PROVIDED MATERIAL:
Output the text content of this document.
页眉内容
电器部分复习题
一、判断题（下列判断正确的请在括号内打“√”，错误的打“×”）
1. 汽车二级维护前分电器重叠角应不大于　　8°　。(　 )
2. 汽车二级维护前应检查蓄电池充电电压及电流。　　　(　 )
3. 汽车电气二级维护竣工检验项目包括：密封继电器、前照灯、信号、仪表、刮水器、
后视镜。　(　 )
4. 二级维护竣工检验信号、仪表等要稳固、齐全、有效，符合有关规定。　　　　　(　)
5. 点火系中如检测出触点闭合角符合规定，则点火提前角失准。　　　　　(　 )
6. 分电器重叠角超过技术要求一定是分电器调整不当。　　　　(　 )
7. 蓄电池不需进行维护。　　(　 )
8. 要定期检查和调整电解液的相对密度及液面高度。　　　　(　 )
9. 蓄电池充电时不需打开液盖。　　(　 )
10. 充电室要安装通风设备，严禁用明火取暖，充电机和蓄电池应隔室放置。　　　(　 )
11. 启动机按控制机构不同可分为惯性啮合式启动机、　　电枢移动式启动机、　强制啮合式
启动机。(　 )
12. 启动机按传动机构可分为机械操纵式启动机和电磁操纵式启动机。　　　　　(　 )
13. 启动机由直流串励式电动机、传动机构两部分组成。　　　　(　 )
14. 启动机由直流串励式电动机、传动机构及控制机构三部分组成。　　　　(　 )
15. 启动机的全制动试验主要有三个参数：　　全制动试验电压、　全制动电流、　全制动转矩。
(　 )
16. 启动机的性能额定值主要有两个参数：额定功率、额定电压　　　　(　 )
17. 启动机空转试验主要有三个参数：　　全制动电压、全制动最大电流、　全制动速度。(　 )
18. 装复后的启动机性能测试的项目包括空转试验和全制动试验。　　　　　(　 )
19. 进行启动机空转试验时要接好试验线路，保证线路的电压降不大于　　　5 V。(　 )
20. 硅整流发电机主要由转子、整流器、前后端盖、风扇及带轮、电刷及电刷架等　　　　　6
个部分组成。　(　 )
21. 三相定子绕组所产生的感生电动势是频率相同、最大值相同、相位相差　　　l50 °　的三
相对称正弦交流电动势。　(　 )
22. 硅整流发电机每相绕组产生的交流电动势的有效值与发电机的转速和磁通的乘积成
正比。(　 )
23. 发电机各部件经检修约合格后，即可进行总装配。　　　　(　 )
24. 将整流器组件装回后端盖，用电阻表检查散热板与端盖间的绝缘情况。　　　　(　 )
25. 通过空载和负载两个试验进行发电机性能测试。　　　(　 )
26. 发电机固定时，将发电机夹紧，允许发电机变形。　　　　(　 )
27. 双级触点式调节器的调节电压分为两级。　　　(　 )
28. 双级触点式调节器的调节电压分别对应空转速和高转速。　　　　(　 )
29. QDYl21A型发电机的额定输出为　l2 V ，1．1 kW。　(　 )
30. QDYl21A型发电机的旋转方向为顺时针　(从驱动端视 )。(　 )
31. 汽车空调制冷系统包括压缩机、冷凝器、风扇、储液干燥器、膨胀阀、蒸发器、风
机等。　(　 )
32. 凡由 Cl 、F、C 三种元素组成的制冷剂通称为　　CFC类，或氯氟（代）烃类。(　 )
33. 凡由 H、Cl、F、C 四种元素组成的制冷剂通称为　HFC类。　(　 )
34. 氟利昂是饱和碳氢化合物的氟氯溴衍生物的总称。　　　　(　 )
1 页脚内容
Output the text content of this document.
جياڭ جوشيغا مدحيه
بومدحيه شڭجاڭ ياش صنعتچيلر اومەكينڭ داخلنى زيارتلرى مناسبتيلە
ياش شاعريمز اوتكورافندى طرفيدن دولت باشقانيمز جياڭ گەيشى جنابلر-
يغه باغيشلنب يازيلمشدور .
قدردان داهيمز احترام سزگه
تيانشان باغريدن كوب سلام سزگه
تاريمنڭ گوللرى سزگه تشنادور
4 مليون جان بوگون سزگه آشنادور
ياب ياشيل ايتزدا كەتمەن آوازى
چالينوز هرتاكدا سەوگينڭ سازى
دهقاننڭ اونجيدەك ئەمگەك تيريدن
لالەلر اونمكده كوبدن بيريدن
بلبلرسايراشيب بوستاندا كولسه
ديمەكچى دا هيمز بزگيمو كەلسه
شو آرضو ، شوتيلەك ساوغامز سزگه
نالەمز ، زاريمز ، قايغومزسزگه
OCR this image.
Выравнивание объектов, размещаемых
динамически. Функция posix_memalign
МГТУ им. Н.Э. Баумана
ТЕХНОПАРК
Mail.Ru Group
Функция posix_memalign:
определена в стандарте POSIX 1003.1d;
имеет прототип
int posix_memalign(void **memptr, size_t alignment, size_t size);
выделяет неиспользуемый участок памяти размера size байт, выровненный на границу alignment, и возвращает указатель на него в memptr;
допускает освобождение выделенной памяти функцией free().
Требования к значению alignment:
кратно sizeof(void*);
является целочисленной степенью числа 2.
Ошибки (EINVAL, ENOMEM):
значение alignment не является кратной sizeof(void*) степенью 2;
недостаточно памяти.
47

EXERCISE: Each entry above needs to be retyped exactly.

RESULT FOR THIS TASK:
Output the text content of this document.
页眉内容
电器部分复习题
一、判断题（下列判断正确的请在括号内打“√”，错误的打“×”）
1. 汽车二级维护前分电器重叠角应不大于　　8°　。(　 )
2. 汽车二级维护前应检查蓄电池充电电压及电流。　　　(　 )
3. 汽车电气二级维护竣工检验项目包括：密封继电器、前照灯、信号、仪表、刮水器、
后视镜。　(　 )
4. 二级维护竣工检验信号、仪表等要稳固、齐全、有效，符合有关规定。　　　　　(　)
5. 点火系中如检测出触点闭合角符合规定，则点火提前角失准。　　　　　(　 )
6. 分电器重叠角超过技术要求一定是分电器调整不当。　　　　(　 )
7. 蓄电池不需进行维护。　　(　 )
8. 要定期检查和调整电解液的相对密度及液面高度。　　　　(　 )
9. 蓄电池充电时不需打开液盖。　　(　 )
10. 充电室要安装通风设备，严禁用明火取暖，充电机和蓄电池应隔室放置。　　　(　 )
11. 启动机按控制机构不同可分为惯性啮合式启动机、　　电枢移动式启动机、　强制啮合式
启动机。(　 )
12. 启动机按传动机构可分为机械操纵式启动机和电磁操纵式启动机。　　　　　(　 )
13. 启动机由直流串励式电动机、传动机构两部分组成。　　　　(　 )
14. 启动机由直流串励式电动机、传动机构及控制机构三部分组成。　　　　(　 )
15. 启动机的全制动试验主要有三个参数：　　全制动试验电压、　全制动电流、　全制动转矩。
(　 )
16. 启动机的性能额定值主要有两个参数：额定功率、额定电压　　　　(　 )
17. 启动机空转试验主要有三个参数：　　全制动电压、全制动最大电流、　全制动速度。(　 )
18. 装复后的启动机性能测试的项目包括空转试验和全制动试验。　　　　　(　 )
19. 进行启动机空转试验时要接好试验线路，保证线路的电压降不大于　　　5 V。(　 )
20. 硅整流发电机主要由转子、整流器、前后端盖、风扇及带轮、电刷及电刷架等　　　　　6
个部分组成。　(　 )
21. 三相定子绕组所产生的感生电动势是频率相同、最大值相同、相位相差　　　l50 °　的三
相对称正弦交流电动势。　(　 )
22. 硅整流发电机每相绕组产生的交流电动势的有效值与发电机的转速和磁通的乘积成
正比。(　 )
23. 发电机各部件经检修约合格后，即可进行总装配。　　　　(　 )
24. 将整流器组件装回后端盖，用电阻表检查散热板与端盖间的绝缘情况。　　　　(　 )
25. 通过空载和负载两个试验进行发电机性能测试。　　　(　 )
26. 发电机固定时，将发电机夹紧，允许发电机变形。　　　　(　 )
27. 双级触点式调节器的调节电压分为两级。　　　(　 )
28. 双级触点式调节器的调节电压分别对应空转速和高转速。　　　　(　 )
29. QDYl21A型发电机的额定输出为　l2 V ，1．1 kW。　(　 )
30. QDYl21A型发电机的旋转方向为顺时针　(从驱动端视 )。(　 )
31. 汽车空调制冷系统包括压缩机、冷凝器、风扇、储液干燥器、膨胀阀、蒸发器、风
机等。　(　 )
32. 凡由 Cl 、F、C 三种元素组成的制冷剂通称为　　CFC类，或氯氟（代）烃类。(　 )
33. 凡由 H、Cl、F、C 四种元素组成的制冷剂通称为　HFC类。　(　 )
34. 氟利昂是饱和碳氢化合物的氟氯溴衍生物的总称。　　　　(　 )
1 页脚内容
Output the text content of this document.
جياڭ جوشيغا مدحيه
بومدحيه شڭجاڭ ياش صنعتچيلر اومەكينڭ داخلنى زيارتلرى مناسبتيلە
ياش شاعريمز اوتكورافندى طرفيدن دولت باشقانيمز جياڭ گەيشى جنابلر-
يغه باغيشلنب يازيلمشدور .
قدردان داهيمز احترام سزگه
تيانشان باغريدن كوب سلام سزگه
تاريمنڭ گوللرى سزگه تشنادور
4 مليون جان بوگون سزگه آشنادور
ياب ياشيل ايتزدا كەتمەن آوازى
چالينوز هرتاكدا سەوگينڭ سازى
دهقاننڭ اونجيدەك ئەمگەك تيريدن
لالەلر اونمكده كوبدن بيريدن
بلبلرسايراشيب بوستاندا كولسه
ديمەكچى دا هيمز بزگيمو كەلسه
شو آرضو ، شوتيلەك ساوغامز سزگه
نالەمز ، زاريمز ، قايغومزسزگه
OCR this image.
Выравнивание объектов, размещаемых
динамически. Функция posix_memalign
МГТУ им. Н.Э. Баумана
ТЕХНОПАРК
Mail.Ru Group
Функция posix_memalign:
определена в стандарте POSIX 1003.1d;
имеет прототип
int posix_memalign(void **memptr, size_t alignment, size_t size);
выделяет неиспользуемый участок памяти размера size байт, выровненный на границу alignment, и возвращает указатель на него в memptr;
допускает освобождение выделенной памяти функцией free().
Требования к значению alignment:
кратно sizeof(void*);
является целочисленной степенью числа 2.
Ошибки (EINVAL, ENOMEM):
значение alignment не является кратной sizeof(void*) степенью 2;
недостаточно памяти.
47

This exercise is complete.